Objective. What follows is a set of records, each of which is to be written out exactly.

Given information.
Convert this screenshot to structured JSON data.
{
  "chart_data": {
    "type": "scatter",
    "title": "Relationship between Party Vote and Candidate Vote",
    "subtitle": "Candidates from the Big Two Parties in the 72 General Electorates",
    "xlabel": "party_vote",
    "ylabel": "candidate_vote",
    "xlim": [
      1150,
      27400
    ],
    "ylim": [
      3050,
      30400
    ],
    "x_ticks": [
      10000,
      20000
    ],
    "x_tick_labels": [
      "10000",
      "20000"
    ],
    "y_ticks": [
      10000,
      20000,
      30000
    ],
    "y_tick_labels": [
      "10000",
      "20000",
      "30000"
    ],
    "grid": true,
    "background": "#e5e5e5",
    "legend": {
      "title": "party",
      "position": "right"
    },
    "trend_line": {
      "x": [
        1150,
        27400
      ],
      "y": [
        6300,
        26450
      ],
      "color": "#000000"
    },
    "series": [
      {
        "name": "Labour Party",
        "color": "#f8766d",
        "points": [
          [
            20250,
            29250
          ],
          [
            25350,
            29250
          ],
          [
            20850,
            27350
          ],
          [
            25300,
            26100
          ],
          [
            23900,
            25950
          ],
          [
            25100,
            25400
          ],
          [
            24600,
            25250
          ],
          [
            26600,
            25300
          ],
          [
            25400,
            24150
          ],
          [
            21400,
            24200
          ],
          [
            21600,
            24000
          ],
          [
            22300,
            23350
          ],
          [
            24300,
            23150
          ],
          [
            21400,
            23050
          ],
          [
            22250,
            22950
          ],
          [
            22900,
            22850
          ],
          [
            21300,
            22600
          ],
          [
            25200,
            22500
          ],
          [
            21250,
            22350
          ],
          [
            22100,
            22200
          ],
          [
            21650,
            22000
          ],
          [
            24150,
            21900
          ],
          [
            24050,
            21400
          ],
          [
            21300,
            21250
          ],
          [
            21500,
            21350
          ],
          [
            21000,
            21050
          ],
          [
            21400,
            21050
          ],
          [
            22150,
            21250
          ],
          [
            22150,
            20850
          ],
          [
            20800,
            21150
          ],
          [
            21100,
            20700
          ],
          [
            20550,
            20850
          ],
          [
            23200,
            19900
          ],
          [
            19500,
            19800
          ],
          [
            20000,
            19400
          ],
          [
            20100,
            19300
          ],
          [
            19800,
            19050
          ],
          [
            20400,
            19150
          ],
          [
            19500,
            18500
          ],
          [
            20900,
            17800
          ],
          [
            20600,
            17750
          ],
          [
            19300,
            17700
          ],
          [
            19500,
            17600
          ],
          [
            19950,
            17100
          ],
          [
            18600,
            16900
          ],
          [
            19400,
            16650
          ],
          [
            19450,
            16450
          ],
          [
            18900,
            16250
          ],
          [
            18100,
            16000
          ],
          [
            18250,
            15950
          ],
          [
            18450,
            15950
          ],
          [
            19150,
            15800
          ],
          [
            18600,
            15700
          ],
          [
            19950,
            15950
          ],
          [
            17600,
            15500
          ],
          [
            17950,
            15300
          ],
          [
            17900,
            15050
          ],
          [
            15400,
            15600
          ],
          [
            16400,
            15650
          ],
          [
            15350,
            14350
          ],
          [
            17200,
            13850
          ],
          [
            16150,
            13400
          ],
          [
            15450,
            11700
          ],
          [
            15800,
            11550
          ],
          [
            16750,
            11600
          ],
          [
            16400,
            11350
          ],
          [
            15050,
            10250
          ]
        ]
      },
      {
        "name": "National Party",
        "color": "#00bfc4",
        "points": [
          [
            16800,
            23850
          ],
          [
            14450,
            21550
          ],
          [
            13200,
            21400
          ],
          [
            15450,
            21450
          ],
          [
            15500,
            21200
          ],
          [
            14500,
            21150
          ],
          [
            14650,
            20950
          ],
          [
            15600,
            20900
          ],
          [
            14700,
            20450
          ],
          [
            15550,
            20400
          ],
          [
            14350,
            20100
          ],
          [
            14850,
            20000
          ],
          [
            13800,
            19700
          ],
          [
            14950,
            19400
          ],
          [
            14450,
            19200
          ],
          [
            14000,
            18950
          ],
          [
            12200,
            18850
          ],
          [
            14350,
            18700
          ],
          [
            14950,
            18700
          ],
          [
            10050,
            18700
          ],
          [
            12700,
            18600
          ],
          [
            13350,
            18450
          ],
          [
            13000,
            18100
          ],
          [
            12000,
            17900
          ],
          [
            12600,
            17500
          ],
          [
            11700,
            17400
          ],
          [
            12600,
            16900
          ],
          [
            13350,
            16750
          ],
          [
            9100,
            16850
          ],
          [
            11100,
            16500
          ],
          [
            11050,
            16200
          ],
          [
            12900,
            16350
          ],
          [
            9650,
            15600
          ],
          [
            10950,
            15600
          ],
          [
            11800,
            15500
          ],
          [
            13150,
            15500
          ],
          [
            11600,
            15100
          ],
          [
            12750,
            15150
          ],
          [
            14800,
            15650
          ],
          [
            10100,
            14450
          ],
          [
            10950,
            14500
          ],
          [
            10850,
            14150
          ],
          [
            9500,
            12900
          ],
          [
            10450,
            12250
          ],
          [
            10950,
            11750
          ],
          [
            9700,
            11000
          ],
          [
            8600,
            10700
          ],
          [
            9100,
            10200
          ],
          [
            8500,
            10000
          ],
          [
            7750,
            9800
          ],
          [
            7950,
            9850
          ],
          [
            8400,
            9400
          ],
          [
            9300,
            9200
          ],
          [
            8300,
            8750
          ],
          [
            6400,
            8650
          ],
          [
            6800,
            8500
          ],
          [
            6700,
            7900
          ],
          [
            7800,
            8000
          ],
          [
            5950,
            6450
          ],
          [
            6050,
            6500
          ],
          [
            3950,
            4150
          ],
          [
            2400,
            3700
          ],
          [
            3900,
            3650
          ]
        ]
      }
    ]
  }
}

Response to this exercise.
Convert this screenshot to structured JSON data.
{
  "chart_data": {
    "type": "scatter",
    "title": "Relationship between Party Vote and Candidate Vote",
    "subtitle": "Candidates from the Big Two Parties in the 72 General Electorates",
    "xlabel": "party_vote",
    "ylabel": "candidate_vote",
    "xlim": [
      1150,
      27400
    ],
    "ylim": [
      3050,
      30400
    ],
    "x_ticks": [
      10000,
      20000
    ],
    "x_tick_labels": [
      "10000",
      "20000"
    ],
    "y_ticks": [
      10000,
      20000,
      30000
    ],
    "y_tick_labels": [
      "10000",
      "20000",
      "30000"
    ],
    "grid": true,
    "background": "#e5e5e5",
    "legend": {
      "title": "party",
      "position": "right"
    },
    "trend_line": {
      "x": [
        1150,
        27400
      ],
      "y": [
        6300,
        26450
      ],
      "color": "#000000"
    },
    "series": [
      {
        "name": "Labour Party",
        "color": "#f8766d",
        "points": [
          [
            20250,
            29250
          ],
          [
            25350,
            29250
          ],
          [
            20850,
            27350
          ],
          [
            25300,
            26100
          ],
          [
            23900,
            25950
          ],
          [
            25100,
            25400
          ],
          [
            24600,
            25250
          ],
          [
            26600,
            25300
          ],
          [
            25400,
            24150
          ],
          [
            21400,
            24200
          ],
          [
            21600,
            24000
          ],
          [
            22300,
            23350
          ],
          [
            24300,
            23150
          ],
          [
            21400,
            23050
          ],
          [
            22250,
            22950
          ],
          [
            22900,
            22850
          ],
          [
            21300,
            22600
          ],
          [
            25200,
            22500
          ],
          [
            21250,
            22350
          ],
          [
            22100,
            22200
          ],
          [
            21650,
            22000
          ],
          [
            24150,
            21900
          ],
          [
            24050,
            21400
          ],
          [
            21300,
            21250
          ],
          [
            21500,
            21350
          ],
          [
            21000,
            21050
          ],
          [
            21400,
            21050
          ],
          [
            22150,
            21250
          ],
          [
            22150,
            20850
          ],
          [
            20800,
            21150
          ],
          [
            21100,
            20700
          ],
          [
            20550,
            20850
          ],
          [
            23200,
            19900
          ],
          [
            19500,
            19800
          ],
          [
            20000,
            19400
          ],
          [
            20100,
            19300
          ],
          [
            19800,
            19050
          ],
          [
            20400,
            19150
          ],
          [
            19500,
            18500
          ],
          [
            20900,
            17800
          ],
          [
            20600,
            17750
          ],
          [
            19300,
            17700
          ],
          [
            19500,
            17600
          ],
          [
            19950,
            17100
          ],
          [
            18600,
            16900
          ],
          [
            19400,
            16650
          ],
          [
            19450,
            16450
          ],
          [
            18900,
            16250
          ],
          [
            18100,
            16000
          ],
          [
            18250,
            15950
          ],
          [
            18450,
            15950
          ],
          [
            19150,
            15800
          ],
          [
            18600,
            15700
          ],
          [
            19950,
            15950
          ],
          [
            17600,
            15500
          ],
          [
            17950,
            15300
          ],
          [
            17900,
            15050
          ],
          [
            15400,
            15600
          ],
          [
            16400,
            15650
          ],
          [
            15350,
            14350
          ],
          [
            17200,
            13850
          ],
          [
            16150,
            13400
          ],
          [
            15450,
            11700
          ],
          [
            15800,
            11550
          ],
          [
            16750,
            11600
          ],
          [
            16400,
            11350
          ],
          [
            15050,
            10250
          ]
        ]
      },
      {
        "name": "National Party",
        "color": "#00bfc4",
        "points": [
          [
            16800,
            23850
          ],
          [
            14450,
            21550
          ],
          [
            13200,
            21400
          ],
          [
            15450,
            21450
          ],
          [
            15500,
            21200
          ],
          [
            14500,
            21150
          ],
          [
            14650,
            20950
          ],
          [
            15600,
            20900
          ],
          [
            14700,
            20450
          ],
          [
            15550,
            20400
          ],
          [
            14350,
            20100
          ],
          [
            14850,
            20000
          ],
          [
            13800,
            19700
          ],
          [
            14950,
            19400
          ],
          [
            14450,
            19200
          ],
          [
            14000,
            18950
          ],
          [
            12200,
            18850
          ],
          [
            14350,
            18700
          ],
          [
            14950,
            18700
          ],
          [
            10050,
            18700
          ],
          [
            12700,
            18600
          ],
          [
            13350,
            18450
          ],
          [
            13000,
            18100
          ],
          [
            12000,
            17900
          ],
          [
            12600,
            17500
          ],
          [
            11700,
            17400
          ],
          [
            12600,
            16900
          ],
          [
            13350,
            16750
          ],
          [
            9100,
            16850
          ],
          [
            11100,
            16500
          ],
          [
            11050,
            16200
          ],
          [
            12900,
            16350
          ],
          [
            9650,
            15600
          ],
          [
            10950,
            15600
          ],
          [
            11800,
            15500
          ],
          [
            13150,
            15500
          ],
          [
            11600,
            15100
          ],
          [
            12750,
            15150
          ],
          [
            14800,
            15650
          ],
          [
            10100,
            14450
          ],
          [
            10950,
            14500
          ],
          [
            10850,
            14150
          ],
          [
            9500,
            12900
          ],
          [
            10450,
            12250
          ],
          [
            10950,
            11750
          ],
          [
            9700,
            11000
          ],
          [
            8600,
            10700
          ],
          [
            9100,
            10200
          ],
          [
            8500,
            10000
          ],
          [
            7750,
            9800
          ],
          [
            7950,
            9850
          ],
          [
            8400,
            9400
          ],
          [
            9300,
            9200
          ],
          [
            8300,
            8750
          ],
          [
            6400,
            8650
          ],
          [
            6800,
            8500
          ],
          [
            6700,
            7900
          ],
          [
            7800,
            8000
          ],
          [
            5950,
            6450
          ],
          [
            6050,
            6500
          ],
          [
            3950,
            4150
          ],
          [
            2400,
            3700
          ],
          [
            3900,
            3650
          ]
        ]
      }
    ]
  }
}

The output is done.